[Task requirements]:
Repeat the whole listing exactly as written.

(Figure data in JSON)
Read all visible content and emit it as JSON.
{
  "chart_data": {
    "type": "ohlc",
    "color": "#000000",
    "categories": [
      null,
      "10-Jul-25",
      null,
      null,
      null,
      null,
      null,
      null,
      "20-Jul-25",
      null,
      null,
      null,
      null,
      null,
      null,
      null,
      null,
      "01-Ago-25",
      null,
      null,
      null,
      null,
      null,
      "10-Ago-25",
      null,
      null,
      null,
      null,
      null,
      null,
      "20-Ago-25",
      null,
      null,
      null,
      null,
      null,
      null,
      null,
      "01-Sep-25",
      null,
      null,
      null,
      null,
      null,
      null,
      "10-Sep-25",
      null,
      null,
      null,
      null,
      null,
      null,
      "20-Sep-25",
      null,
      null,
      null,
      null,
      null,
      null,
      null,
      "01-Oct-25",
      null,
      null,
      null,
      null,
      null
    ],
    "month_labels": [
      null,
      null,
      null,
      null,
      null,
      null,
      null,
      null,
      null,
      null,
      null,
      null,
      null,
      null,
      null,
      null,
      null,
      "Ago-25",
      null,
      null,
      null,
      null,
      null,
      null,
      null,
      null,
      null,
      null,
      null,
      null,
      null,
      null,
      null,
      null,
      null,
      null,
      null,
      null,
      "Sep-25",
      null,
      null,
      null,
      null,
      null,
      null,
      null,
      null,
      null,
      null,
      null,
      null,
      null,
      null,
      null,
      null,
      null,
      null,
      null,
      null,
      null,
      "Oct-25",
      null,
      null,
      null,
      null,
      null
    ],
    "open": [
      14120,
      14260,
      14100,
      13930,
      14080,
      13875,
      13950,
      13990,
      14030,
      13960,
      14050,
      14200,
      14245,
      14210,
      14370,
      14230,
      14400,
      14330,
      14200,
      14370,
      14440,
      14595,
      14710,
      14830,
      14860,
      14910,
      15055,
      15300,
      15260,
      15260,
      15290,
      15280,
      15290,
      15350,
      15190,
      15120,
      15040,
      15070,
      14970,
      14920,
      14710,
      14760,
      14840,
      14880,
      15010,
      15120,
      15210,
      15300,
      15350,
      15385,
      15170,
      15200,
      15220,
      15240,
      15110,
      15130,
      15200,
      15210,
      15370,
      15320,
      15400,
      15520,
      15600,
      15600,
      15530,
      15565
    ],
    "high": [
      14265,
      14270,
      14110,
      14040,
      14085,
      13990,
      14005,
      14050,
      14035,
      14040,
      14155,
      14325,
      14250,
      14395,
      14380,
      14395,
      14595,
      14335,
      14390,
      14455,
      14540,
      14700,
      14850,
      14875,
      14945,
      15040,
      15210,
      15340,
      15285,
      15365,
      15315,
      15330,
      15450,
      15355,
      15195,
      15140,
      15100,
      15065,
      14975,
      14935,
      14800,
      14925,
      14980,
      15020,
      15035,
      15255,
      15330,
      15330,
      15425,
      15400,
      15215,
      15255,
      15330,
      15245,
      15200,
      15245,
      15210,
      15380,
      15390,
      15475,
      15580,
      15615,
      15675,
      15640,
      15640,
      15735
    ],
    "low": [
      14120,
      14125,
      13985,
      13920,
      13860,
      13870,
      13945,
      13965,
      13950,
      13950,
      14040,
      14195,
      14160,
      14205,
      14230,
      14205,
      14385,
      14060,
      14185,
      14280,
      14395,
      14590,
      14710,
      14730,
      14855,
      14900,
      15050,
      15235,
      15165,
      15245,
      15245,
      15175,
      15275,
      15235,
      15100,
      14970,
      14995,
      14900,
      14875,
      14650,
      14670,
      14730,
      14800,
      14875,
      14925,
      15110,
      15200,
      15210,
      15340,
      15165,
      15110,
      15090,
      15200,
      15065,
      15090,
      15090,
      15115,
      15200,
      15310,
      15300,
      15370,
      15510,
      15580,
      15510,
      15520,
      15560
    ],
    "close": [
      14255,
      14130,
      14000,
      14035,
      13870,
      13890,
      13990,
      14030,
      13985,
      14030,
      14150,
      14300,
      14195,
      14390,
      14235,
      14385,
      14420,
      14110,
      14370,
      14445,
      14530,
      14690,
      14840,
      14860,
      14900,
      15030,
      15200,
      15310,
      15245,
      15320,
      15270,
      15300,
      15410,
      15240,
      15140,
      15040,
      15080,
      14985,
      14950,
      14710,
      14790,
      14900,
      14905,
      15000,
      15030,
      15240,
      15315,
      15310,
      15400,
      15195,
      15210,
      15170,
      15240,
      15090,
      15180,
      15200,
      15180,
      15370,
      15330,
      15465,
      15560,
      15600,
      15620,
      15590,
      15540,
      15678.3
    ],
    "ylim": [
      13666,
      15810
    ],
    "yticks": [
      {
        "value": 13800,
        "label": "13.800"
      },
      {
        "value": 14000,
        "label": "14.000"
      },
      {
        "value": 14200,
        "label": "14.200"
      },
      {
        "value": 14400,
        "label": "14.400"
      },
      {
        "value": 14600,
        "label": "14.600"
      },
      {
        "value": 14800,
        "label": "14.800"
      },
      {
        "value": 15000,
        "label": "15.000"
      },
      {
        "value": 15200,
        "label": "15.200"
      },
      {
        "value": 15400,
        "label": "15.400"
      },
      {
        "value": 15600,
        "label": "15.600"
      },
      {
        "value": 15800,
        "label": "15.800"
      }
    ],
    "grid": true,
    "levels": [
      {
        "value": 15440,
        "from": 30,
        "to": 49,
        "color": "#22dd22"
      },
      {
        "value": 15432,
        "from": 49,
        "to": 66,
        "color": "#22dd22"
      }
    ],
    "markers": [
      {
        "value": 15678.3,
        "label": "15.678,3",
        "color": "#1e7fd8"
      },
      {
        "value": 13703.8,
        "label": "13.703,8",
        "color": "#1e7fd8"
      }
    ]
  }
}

[Exercise result]:
Read all visible content and emit it as JSON.
{
  "chart_data": {
    "type": "ohlc",
    "color": "#000000",
    "categories": [
      null,
      "10-Jul-25",
      null,
      null,
      null,
      null,
      null,
      null,
      "20-Jul-25",
      null,
      null,
      null,
      null,
      null,
      null,
      null,
      null,
      "01-Ago-25",
      null,
      null,
      null,
      null,
      null,
      "10-Ago-25",
      null,
      null,
      null,
      null,
      null,
      null,
      "20-Ago-25",
      null,
      null,
      null,
      null,
      null,
      null,
      null,
      "01-Sep-25",
      null,
      null,
      null,
      null,
      null,
      null,
      "10-Sep-25",
      null,
      null,
      null,
      null,
      null,
      null,
      "20-Sep-25",
      null,
      null,
      null,
      null,
      null,
      null,
      null,
      "01-Oct-25",
      null,
      null,
      null,
      null,
      null
    ],
    "month_labels": [
      null,
      null,
      null,
      null,
      null,
      null,
      null,
      null,
      null,
      null,
      null,
      null,
      null,
      null,
      null,
      null,
      null,
      "Ago-25",
      null,
      null,
      null,
      null,
      null,
      null,
      null,
      null,
      null,
      null,
      null,
      null,
      null,
      null,
      null,
      null,
      null,
      null,
      null,
      null,
      "Sep-25",
      null,
      null,
      null,
      null,
      null,
      null,
      null,
      null,
      null,
      null,
      null,
      null,
      null,
      null,
      null,
      null,
      null,
      null,
      null,
      null,
      null,
      "Oct-25",
      null,
      null,
      null,
      null,
      null
    ],
    "open": [
      14120,
      14260,
      14100,
      13930,
      14080,
      13875,
      13950,
      13990,
      14030,
      13960,
      14050,
      14200,
      14245,
      14210,
      14370,
      14230,
      14400,
      14330,
      14200,
      14370,
      14440,
      14595,
      14710,
      14830,
      14860,
      14910,
      15055,
      15300,
      15260,
      15260,
      15290,
      15280,
      15290,
      15350,
      15190,
      15120,
      15040,
      15070,
      14970,
      14920,
      14710,
      14760,
      14840,
      14880,
      15010,
      15120,
      15210,
      15300,
      15350,
      15385,
      15170,
      15200,
      15220,
      15240,
      15110,
      15130,
      15200,
      15210,
      15370,
      15320,
      15400,
      15520,
      15600,
      15600,
      15530,
      15565
    ],
    "high": [
      14265,
      14270,
      14110,
      14040,
      14085,
      13990,
      14005,
      14050,
      14035,
      14040,
      14155,
      14325,
      14250,
      14395,
      14380,
      14395,
      14595,
      14335,
      14390,
      14455,
      14540,
      14700,
      14850,
      14875,
      14945,
      15040,
      15210,
      15340,
      15285,
      15365,
      15315,
      15330,
      15450,
      15355,
      15195,
      15140,
      15100,
      15065,
      14975,
      14935,
      14800,
      14925,
      14980,
      15020,
      15035,
      15255,
      15330,
      15330,
      15425,
      15400,
      15215,
      15255,
      15330,
      15245,
      15200,
      15245,
      15210,
      15380,
      15390,
      15475,
      15580,
      15615,
      15675,
      15640,
      15640,
      15735
    ],
    "low": [
      14120,
      14125,
      13985,
      13920,
      13860,
      13870,
      13945,
      13965,
      13950,
      13950,
      14040,
      14195,
      14160,
      14205,
      14230,
      14205,
      14385,
      14060,
      14185,
      14280,
      14395,
      14590,
      14710,
      14730,
      14855,
      14900,
      15050,
      15235,
      15165,
      15245,
      15245,
      15175,
      15275,
      15235,
      15100,
      14970,
      14995,
      14900,
      14875,
      14650,
      14670,
      14730,
      14800,
      14875,
      14925,
      15110,
      15200,
      15210,
      15340,
      15165,
      15110,
      15090,
      15200,
      15065,
      15090,
      15090,
      15115,
      15200,
      15310,
      15300,
      15370,
      15510,
      15580,
      15510,
      15520,
      15560
    ],
    "close": [
      14255,
      14130,
      14000,
      14035,
      13870,
      13890,
      13990,
      14030,
      13985,
      14030,
      14150,
      14300,
      14195,
      14390,
      14235,
      14385,
      14420,
      14110,
      14370,
      14445,
      14530,
      14690,
      14840,
      14860,
      14900,
      15030,
      15200,
      15310,
      15245,
      15320,
      15270,
      15300,
      15410,
      15240,
      15140,
      15040,
      15080,
      14985,
      14950,
      14710,
      14790,
      14900,
      14905,
      15000,
      15030,
      15240,
      15315,
      15310,
      15400,
      15195,
      15210,
      15170,
      15240,
      15090,
      15180,
      15200,
      15180,
      15370,
      15330,
      15465,
      15560,
      15600,
      15620,
      15590,
      15540,
      15678.3
    ],
    "ylim": [
      13666,
      15810
    ],
    "yticks": [
      {
        "value": 13800,
        "label": "13.800"
      },
      {
        "value": 14000,
        "label": "14.000"
      },
      {
        "value": 14200,
        "label": "14.200"
      },
      {
        "value": 14400,
        "label": "14.400"
      },
      {
        "value": 14600,
        "label": "14.600"
      },
      {
        "value": 14800,
        "label": "14.800"
      },
      {
        "value": 15000,
        "label": "15.000"
      },
      {
        "value": 15200,
        "label": "15.200"
      },
      {
        "value": 15400,
        "label": "15.400"
      },
      {
        "value": 15600,
        "label": "15.600"
      },
      {
        "value": 15800,
        "label": "15.800"
      }
    ],
    "grid": true,
    "levels": [
      {
        "value": 15440,
        "from": 30,
        "to": 49,
        "color": "#22dd22"
      },
      {
        "value": 15432,
        "from": 49,
        "to": 66,
        "color": "#22dd22"
      }
    ],
    "markers": [
      {
        "value": 15678.3,
        "label": "15.678,3",
        "color": "#1e7fd8"
      },
      {
        "value": 13703.8,
        "label": "13.703,8",
        "color": "#1e7fd8"
      }
    ]
  }
}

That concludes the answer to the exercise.